* TUS INSTRUCCIONES *
Extrae completo y sin ningún cambio el texto de más abajo sobre la lucha por un testimonio.

* DOCUMENTO FUENTE *

---+---

La lucha por un testimonio

Agosto de 1985
La lucha por un testimonio
Por Dennis L. Lythgoe

Me crié dentro de la Iglesia y puedo decir que mis maestros y líderes siempre fueron diligentes y muy efica­ces al tratar de inculcar en mí un amor hacia el evangelio, un conocimiento de sus principios y, especialmente, un testimonio —lo que el presidente Jo­seph Fielding Smith llamaba la “comu­nicación del Espíritu Santo con el alma de una manera convincente y positi­va”. (Answers to Cospel Questions [Respuestas a preguntas sobre el evan­gelio], comp. Joseph Fielding Smith, hijo, 5 vols., Salt Lake City: Deseret BookCo., 1979, 3:28.) Durante los años de mi adolescencia, recuerdo que muchos maestros y discursantes en charlas fogoneras nos hablaban sobre la manera de obtener un testimonio.

Me pareció tan fácil que decidí seguir sus consejos.

---+---

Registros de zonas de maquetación
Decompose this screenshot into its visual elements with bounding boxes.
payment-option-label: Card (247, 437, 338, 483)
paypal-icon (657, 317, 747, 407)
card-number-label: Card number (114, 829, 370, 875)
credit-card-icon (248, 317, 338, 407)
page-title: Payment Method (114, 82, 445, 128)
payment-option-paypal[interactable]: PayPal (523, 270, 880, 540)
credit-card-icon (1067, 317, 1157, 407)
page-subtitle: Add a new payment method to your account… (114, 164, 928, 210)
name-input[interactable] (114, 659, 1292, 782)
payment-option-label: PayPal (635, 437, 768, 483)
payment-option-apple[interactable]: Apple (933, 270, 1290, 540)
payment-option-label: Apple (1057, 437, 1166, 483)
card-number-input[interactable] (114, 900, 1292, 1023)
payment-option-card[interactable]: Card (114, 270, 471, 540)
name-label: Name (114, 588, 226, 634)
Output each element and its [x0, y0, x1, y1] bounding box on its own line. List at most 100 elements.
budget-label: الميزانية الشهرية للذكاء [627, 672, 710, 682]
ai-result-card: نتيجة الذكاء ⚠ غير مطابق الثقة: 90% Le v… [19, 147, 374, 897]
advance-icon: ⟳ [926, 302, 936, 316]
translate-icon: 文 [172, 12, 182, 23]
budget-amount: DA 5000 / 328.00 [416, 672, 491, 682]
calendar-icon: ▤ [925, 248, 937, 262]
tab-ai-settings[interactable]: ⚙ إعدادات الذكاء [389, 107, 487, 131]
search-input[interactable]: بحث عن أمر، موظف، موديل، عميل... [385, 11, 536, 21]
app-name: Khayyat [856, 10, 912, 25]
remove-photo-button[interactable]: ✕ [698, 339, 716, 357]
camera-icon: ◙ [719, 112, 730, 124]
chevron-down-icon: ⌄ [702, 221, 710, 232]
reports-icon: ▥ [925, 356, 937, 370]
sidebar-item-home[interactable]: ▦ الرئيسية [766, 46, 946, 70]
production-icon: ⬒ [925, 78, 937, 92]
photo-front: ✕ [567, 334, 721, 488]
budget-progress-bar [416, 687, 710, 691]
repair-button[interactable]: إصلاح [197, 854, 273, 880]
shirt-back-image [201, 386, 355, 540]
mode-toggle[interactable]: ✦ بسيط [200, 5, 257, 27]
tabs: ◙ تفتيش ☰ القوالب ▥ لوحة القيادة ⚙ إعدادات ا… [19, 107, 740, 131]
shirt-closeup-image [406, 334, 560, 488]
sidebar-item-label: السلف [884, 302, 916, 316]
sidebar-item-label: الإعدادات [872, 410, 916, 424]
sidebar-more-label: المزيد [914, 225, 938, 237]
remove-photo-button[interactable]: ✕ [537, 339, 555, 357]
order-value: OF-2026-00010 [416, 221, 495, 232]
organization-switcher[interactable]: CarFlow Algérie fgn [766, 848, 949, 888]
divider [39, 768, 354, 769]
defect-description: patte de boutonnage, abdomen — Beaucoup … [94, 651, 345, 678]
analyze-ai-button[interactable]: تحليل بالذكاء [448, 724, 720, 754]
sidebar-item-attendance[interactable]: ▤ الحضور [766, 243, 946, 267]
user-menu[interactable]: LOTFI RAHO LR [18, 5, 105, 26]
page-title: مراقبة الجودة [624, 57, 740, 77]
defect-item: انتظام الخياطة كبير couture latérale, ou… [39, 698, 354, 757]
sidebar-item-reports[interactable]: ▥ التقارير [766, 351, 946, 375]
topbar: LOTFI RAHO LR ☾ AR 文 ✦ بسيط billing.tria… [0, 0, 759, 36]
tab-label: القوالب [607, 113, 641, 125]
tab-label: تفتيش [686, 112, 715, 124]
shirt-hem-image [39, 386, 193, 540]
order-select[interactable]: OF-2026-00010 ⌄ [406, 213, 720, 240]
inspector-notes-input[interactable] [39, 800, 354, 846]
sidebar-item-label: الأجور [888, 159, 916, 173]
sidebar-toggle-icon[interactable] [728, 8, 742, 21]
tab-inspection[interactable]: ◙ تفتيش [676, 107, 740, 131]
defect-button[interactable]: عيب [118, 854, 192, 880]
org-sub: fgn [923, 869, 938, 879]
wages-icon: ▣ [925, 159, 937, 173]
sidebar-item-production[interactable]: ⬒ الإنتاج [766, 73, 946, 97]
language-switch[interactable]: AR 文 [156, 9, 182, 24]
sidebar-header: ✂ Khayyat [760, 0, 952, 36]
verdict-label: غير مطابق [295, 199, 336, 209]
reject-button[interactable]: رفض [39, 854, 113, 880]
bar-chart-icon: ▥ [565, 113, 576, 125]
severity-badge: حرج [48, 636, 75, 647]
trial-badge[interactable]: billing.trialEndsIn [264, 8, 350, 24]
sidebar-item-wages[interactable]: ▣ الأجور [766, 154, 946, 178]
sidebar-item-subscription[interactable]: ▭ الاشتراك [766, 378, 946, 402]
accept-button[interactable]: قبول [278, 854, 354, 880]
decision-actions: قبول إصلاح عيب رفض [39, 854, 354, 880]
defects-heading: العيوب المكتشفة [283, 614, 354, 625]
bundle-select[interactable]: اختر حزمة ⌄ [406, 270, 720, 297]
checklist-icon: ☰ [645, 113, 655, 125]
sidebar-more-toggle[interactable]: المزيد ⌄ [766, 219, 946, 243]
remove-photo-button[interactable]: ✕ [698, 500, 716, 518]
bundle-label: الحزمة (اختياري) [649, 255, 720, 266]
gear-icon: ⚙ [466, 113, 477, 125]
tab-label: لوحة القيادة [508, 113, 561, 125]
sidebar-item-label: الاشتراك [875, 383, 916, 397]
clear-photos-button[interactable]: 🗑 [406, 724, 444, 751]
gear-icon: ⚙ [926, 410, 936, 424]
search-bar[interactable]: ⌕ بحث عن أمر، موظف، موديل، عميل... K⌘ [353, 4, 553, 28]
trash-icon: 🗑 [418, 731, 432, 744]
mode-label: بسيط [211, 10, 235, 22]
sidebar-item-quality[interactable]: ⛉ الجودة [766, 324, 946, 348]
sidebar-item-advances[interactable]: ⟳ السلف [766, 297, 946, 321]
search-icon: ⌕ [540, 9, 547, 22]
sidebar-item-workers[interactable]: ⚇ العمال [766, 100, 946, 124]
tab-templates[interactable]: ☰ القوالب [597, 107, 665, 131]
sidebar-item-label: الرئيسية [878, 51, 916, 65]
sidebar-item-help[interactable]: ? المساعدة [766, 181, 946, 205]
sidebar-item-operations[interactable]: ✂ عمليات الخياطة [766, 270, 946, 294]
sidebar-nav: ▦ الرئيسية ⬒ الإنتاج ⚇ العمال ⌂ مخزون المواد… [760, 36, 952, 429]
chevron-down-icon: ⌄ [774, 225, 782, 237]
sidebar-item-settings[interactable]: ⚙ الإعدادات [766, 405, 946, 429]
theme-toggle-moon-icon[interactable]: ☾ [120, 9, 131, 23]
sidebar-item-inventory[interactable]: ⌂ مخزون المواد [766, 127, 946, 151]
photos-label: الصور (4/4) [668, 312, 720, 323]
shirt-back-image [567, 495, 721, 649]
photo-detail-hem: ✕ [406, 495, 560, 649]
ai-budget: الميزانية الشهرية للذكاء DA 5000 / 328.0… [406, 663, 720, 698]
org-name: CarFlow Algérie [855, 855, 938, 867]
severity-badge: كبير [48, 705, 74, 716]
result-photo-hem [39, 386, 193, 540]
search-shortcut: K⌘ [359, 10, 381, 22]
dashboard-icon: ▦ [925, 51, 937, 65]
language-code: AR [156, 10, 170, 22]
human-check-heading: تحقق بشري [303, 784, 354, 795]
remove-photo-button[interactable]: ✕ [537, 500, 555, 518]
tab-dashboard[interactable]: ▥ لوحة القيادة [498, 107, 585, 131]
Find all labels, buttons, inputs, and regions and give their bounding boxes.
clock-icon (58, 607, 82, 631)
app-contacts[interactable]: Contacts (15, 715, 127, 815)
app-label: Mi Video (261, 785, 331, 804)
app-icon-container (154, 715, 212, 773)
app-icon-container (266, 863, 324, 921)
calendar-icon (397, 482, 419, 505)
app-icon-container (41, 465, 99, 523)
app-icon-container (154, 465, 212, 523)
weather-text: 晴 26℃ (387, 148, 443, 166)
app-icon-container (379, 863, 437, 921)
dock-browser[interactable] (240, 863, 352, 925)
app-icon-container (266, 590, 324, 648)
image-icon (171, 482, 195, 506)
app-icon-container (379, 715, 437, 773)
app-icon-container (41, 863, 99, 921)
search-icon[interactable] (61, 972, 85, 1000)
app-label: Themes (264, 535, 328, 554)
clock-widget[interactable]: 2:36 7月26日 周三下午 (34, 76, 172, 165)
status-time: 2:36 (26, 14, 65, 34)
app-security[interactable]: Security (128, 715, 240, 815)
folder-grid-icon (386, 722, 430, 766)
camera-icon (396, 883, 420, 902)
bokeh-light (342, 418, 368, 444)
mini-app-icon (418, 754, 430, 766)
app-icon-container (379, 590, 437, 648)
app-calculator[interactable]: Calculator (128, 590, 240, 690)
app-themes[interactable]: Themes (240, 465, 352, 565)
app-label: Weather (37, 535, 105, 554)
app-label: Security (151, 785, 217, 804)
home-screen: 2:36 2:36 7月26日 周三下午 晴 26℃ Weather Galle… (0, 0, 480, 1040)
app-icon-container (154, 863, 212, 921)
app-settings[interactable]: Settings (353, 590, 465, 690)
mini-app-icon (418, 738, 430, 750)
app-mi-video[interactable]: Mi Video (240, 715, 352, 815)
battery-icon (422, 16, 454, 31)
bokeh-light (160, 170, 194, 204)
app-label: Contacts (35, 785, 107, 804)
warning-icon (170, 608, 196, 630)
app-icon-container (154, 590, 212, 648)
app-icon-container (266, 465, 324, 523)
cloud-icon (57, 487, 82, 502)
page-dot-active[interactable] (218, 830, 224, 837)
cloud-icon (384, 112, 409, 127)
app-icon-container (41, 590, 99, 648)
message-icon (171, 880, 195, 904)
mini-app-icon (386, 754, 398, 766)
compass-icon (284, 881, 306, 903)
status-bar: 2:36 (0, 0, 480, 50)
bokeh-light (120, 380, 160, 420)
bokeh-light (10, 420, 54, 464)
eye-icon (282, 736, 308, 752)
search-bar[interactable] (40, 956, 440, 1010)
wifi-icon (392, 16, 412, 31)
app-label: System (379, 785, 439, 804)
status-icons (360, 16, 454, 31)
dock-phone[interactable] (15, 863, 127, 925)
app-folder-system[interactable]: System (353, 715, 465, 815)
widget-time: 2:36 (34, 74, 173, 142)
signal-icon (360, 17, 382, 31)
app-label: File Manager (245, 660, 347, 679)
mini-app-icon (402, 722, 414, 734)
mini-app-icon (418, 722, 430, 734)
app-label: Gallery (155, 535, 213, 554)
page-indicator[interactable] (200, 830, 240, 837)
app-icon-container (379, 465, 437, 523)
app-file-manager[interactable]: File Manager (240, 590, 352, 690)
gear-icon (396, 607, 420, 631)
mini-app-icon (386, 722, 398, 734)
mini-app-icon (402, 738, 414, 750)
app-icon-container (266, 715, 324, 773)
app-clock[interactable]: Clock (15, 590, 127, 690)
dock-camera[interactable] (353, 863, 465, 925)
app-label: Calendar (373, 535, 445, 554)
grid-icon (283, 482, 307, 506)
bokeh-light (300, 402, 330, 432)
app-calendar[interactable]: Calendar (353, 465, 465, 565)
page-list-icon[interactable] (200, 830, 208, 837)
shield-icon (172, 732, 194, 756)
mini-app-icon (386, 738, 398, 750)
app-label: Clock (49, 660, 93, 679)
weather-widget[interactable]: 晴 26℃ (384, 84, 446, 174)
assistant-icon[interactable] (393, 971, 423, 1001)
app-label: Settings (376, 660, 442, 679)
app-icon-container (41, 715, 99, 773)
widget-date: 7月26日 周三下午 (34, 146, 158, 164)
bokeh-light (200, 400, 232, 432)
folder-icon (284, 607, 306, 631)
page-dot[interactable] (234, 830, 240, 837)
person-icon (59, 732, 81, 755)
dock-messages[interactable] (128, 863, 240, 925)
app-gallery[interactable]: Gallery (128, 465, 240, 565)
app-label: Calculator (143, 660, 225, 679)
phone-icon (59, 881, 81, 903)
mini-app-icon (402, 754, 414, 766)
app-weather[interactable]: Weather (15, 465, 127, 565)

---+---

* RESPUESTA AL EJERCICIO *
La lucha por un testimonio

Agosto de 1985
La lucha por un testimonio
Por Dennis L. Lythgoe

Me crié dentro de la Iglesia y puedo decir que mis maestros y líderes siempre fueron diligentes y muy efica­ces al tratar de inculcar en mí un amor hacia el evangelio, un conocimiento de sus principios y, especialmente, un testimonio —lo que el presidente Jo­seph Fielding Smith llamaba la “comu­nicación del Espíritu Santo con el alma de una manera convincente y positi­va”. (Answers to Cospel Questions [Respuestas a preguntas sobre el evan­gelio], comp. Joseph Fielding Smith, hijo, 5 vols., Salt Lake City: Deseret BookCo., 1979, 3:28.) Durante los años de mi adolescencia, recuerdo que muchos maestros y discursantes en charlas fogoneras nos hablaban sobre la manera de obtener un testimonio.

Me pareció tan fácil que decidí seguir sus consejos.